## [Information supplied]
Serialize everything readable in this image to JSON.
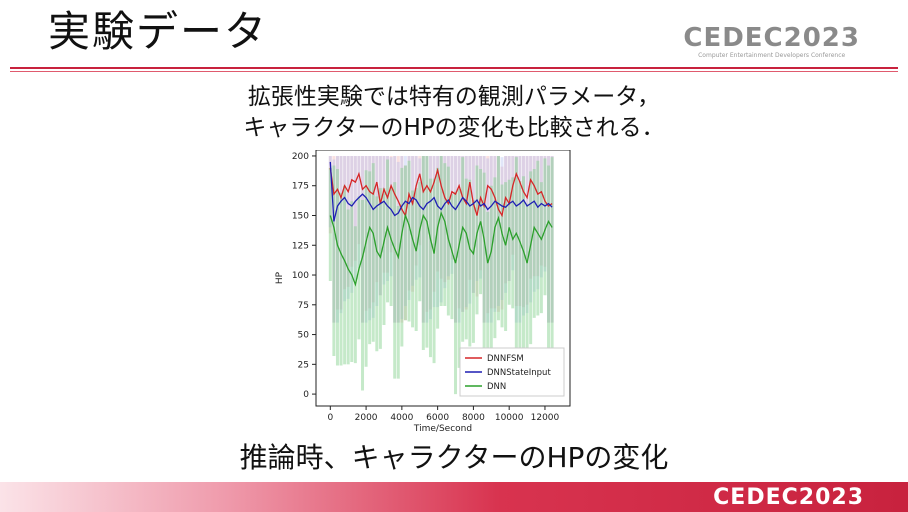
{
  "slide": {
    "title": "実験データ",
    "logo": "CEDEC2023",
    "logo_sub": "Computer Entertainment Developers Conference",
    "description_line1": "拡張性実験では特有の観測パラメータ，",
    "description_line2": "キャラクターのHPの変化も比較される．",
    "caption": "推論時、キャラクターのHPの変化",
    "footer_logo": "CEDEC2023",
    "accent_color": "#c8223e"
  },
  "chart_data": {
    "type": "line",
    "xlabel": "Time/Second",
    "ylabel": "HP",
    "xlim": [
      -800,
      13400
    ],
    "ylim": [
      -10,
      205
    ],
    "xticks": [
      0,
      2000,
      4000,
      6000,
      8000,
      10000,
      12000
    ],
    "yticks": [
      0,
      25,
      50,
      75,
      100,
      125,
      150,
      175,
      200
    ],
    "legend_position": "lower-right",
    "series": [
      {
        "name": "DNNFSM",
        "color": "#d62728",
        "x": [
          0,
          200,
          400,
          600,
          800,
          1000,
          1200,
          1400,
          1600,
          1800,
          2000,
          2200,
          2400,
          2600,
          2800,
          3000,
          3200,
          3400,
          3600,
          3800,
          4000,
          4200,
          4400,
          4600,
          4800,
          5000,
          5200,
          5400,
          5600,
          5800,
          6000,
          6200,
          6400,
          6600,
          6800,
          7000,
          7200,
          7400,
          7600,
          7800,
          8000,
          8200,
          8400,
          8600,
          8800,
          9000,
          9200,
          9400,
          9600,
          9800,
          10000,
          10200,
          10400,
          10600,
          10800,
          11000,
          11200,
          11400,
          11600,
          11800,
          12000,
          12200,
          12400
        ],
        "values": [
          190,
          168,
          172,
          165,
          175,
          170,
          180,
          178,
          185,
          172,
          175,
          170,
          168,
          178,
          160,
          172,
          165,
          175,
          168,
          162,
          155,
          150,
          168,
          160,
          175,
          185,
          170,
          175,
          170,
          178,
          188,
          175,
          165,
          160,
          170,
          168,
          175,
          165,
          160,
          178,
          160,
          150,
          165,
          158,
          175,
          172,
          165,
          155,
          150,
          165,
          160,
          175,
          185,
          178,
          170,
          165,
          180,
          175,
          168,
          170,
          162,
          158,
          160
        ]
      },
      {
        "name": "DNNStateInput",
        "color": "#1f1fb4",
        "x": [
          0,
          200,
          400,
          600,
          800,
          1000,
          1200,
          1400,
          1600,
          1800,
          2000,
          2200,
          2400,
          2600,
          2800,
          3000,
          3200,
          3400,
          3600,
          3800,
          4000,
          4200,
          4400,
          4600,
          4800,
          5000,
          5200,
          5400,
          5600,
          5800,
          6000,
          6200,
          6400,
          6600,
          6800,
          7000,
          7200,
          7400,
          7600,
          7800,
          8000,
          8200,
          8400,
          8600,
          8800,
          9000,
          9200,
          9400,
          9600,
          9800,
          10000,
          10200,
          10400,
          10600,
          10800,
          11000,
          11200,
          11400,
          11600,
          11800,
          12000,
          12200,
          12400
        ],
        "values": [
          195,
          145,
          158,
          162,
          165,
          160,
          158,
          162,
          165,
          168,
          165,
          160,
          155,
          158,
          160,
          162,
          158,
          155,
          150,
          152,
          158,
          162,
          160,
          165,
          163,
          158,
          155,
          160,
          162,
          165,
          158,
          155,
          160,
          163,
          158,
          155,
          160,
          165,
          162,
          158,
          160,
          163,
          158,
          160,
          155,
          158,
          162,
          160,
          158,
          157,
          160,
          162,
          158,
          160,
          163,
          158,
          160,
          162,
          157,
          160,
          158,
          160,
          157
        ]
      },
      {
        "name": "DNN",
        "color": "#2ca02c",
        "x": [
          0,
          200,
          400,
          600,
          800,
          1000,
          1200,
          1400,
          1600,
          1800,
          2000,
          2200,
          2400,
          2600,
          2800,
          3000,
          3200,
          3400,
          3600,
          3800,
          4000,
          4200,
          4400,
          4600,
          4800,
          5000,
          5200,
          5400,
          5600,
          5800,
          6000,
          6200,
          6400,
          6600,
          6800,
          7000,
          7200,
          7400,
          7600,
          7800,
          8000,
          8200,
          8400,
          8600,
          8800,
          9000,
          9200,
          9400,
          9600,
          9800,
          10000,
          10200,
          10400,
          10600,
          10800,
          11000,
          11200,
          11400,
          11600,
          11800,
          12000,
          12200,
          12400
        ],
        "values": [
          150,
          140,
          125,
          118,
          112,
          105,
          100,
          92,
          105,
          115,
          128,
          140,
          135,
          120,
          115,
          128,
          140,
          130,
          122,
          115,
          135,
          150,
          142,
          130,
          120,
          138,
          150,
          145,
          130,
          118,
          140,
          152,
          145,
          130,
          120,
          110,
          125,
          140,
          135,
          122,
          118,
          135,
          145,
          130,
          110,
          120,
          140,
          148,
          135,
          125,
          140,
          130,
          135,
          128,
          120,
          110,
          125,
          140,
          135,
          130,
          138,
          145,
          140
        ]
      }
    ]
  }
}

## [Job]
Return the listing above in full and without alteration, excluding its pictures.

## [Exercise response]
Serialize everything readable in this image to JSON.
{
  "slide": {
    "title": "実験データ",
    "logo": "CEDEC2023",
    "logo_sub": "Computer Entertainment Developers Conference",
    "description_line1": "拡張性実験では特有の観測パラメータ，",
    "description_line2": "キャラクターのHPの変化も比較される．",
    "caption": "推論時、キャラクターのHPの変化",
    "footer_logo": "CEDEC2023",
    "accent_color": "#c8223e"
  },
  "chart_data": {
    "type": "line",
    "xlabel": "Time/Second",
    "ylabel": "HP",
    "xlim": [
      -800,
      13400
    ],
    "ylim": [
      -10,
      205
    ],
    "xticks": [
      0,
      2000,
      4000,
      6000,
      8000,
      10000,
      12000
    ],
    "yticks": [
      0,
      25,
      50,
      75,
      100,
      125,
      150,
      175,
      200
    ],
    "legend_position": "lower-right",
    "series": [
      {
        "name": "DNNFSM",
        "color": "#d62728",
        "x": [
          0,
          200,
          400,
          600,
          800,
          1000,
          1200,
          1400,
          1600,
          1800,
          2000,
          2200,
          2400,
          2600,
          2800,
          3000,
          3200,
          3400,
          3600,
          3800,
          4000,
          4200,
          4400,
          4600,
          4800,
          5000,
          5200,
          5400,
          5600,
          5800,
          6000,
          6200,
          6400,
          6600,
          6800,
          7000,
          7200,
          7400,
          7600,
          7800,
          8000,
          8200,
          8400,
          8600,
          8800,
          9000,
          9200,
          9400,
          9600,
          9800,
          10000,
          10200,
          10400,
          10600,
          10800,
          11000,
          11200,
          11400,
          11600,
          11800,
          12000,
          12200,
          12400
        ],
        "values": [
          190,
          168,
          172,
          165,
          175,
          170,
          180,
          178,
          185,
          172,
          175,
          170,
          168,
          178,
          160,
          172,
          165,
          175,
          168,
          162,
          155,
          150,
          168,
          160,
          175,
          185,
          170,
          175,
          170,
          178,
          188,
          175,
          165,
          160,
          170,
          168,
          175,
          165,
          160,
          178,
          160,
          150,
          165,
          158,
          175,
          172,
          165,
          155,
          150,
          165,
          160,
          175,
          185,
          178,
          170,
          165,
          180,
          175,
          168,
          170,
          162,
          158,
          160
        ]
      },
      {
        "name": "DNNStateInput",
        "color": "#1f1fb4",
        "x": [
          0,
          200,
          400,
          600,
          800,
          1000,
          1200,
          1400,
          1600,
          1800,
          2000,
          2200,
          2400,
          2600,
          2800,
          3000,
          3200,
          3400,
          3600,
          3800,
          4000,
          4200,
          4400,
          4600,
          4800,
          5000,
          5200,
          5400,
          5600,
          5800,
          6000,
          6200,
          6400,
          6600,
          6800,
          7000,
          7200,
          7400,
          7600,
          7800,
          8000,
          8200,
          8400,
          8600,
          8800,
          9000,
          9200,
          9400,
          9600,
          9800,
          10000,
          10200,
          10400,
          10600,
          10800,
          11000,
          11200,
          11400,
          11600,
          11800,
          12000,
          12200,
          12400
        ],
        "values": [
          195,
          145,
          158,
          162,
          165,
          160,
          158,
          162,
          165,
          168,
          165,
          160,
          155,
          158,
          160,
          162,
          158,
          155,
          150,
          152,
          158,
          162,
          160,
          165,
          163,
          158,
          155,
          160,
          162,
          165,
          158,
          155,
          160,
          163,
          158,
          155,
          160,
          165,
          162,
          158,
          160,
          163,
          158,
          160,
          155,
          158,
          162,
          160,
          158,
          157,
          160,
          162,
          158,
          160,
          163,
          158,
          160,
          162,
          157,
          160,
          158,
          160,
          157
        ]
      },
      {
        "name": "DNN",
        "color": "#2ca02c",
        "x": [
          0,
          200,
          400,
          600,
          800,
          1000,
          1200,
          1400,
          1600,
          1800,
          2000,
          2200,
          2400,
          2600,
          2800,
          3000,
          3200,
          3400,
          3600,
          3800,
          4000,
          4200,
          4400,
          4600,
          4800,
          5000,
          5200,
          5400,
          5600,
          5800,
          6000,
          6200,
          6400,
          6600,
          6800,
          7000,
          7200,
          7400,
          7600,
          7800,
          8000,
          8200,
          8400,
          8600,
          8800,
          9000,
          9200,
          9400,
          9600,
          9800,
          10000,
          10200,
          10400,
          10600,
          10800,
          11000,
          11200,
          11400,
          11600,
          11800,
          12000,
          12200,
          12400
        ],
        "values": [
          150,
          140,
          125,
          118,
          112,
          105,
          100,
          92,
          105,
          115,
          128,
          140,
          135,
          120,
          115,
          128,
          140,
          130,
          122,
          115,
          135,
          150,
          142,
          130,
          120,
          138,
          150,
          145,
          130,
          118,
          140,
          152,
          145,
          130,
          120,
          110,
          125,
          140,
          135,
          122,
          118,
          135,
          145,
          130,
          110,
          120,
          140,
          148,
          135,
          125,
          140,
          130,
          135,
          128,
          120,
          110,
          125,
          140,
          135,
          130,
          138,
          145,
          140
        ]
      }
    ]
  }
}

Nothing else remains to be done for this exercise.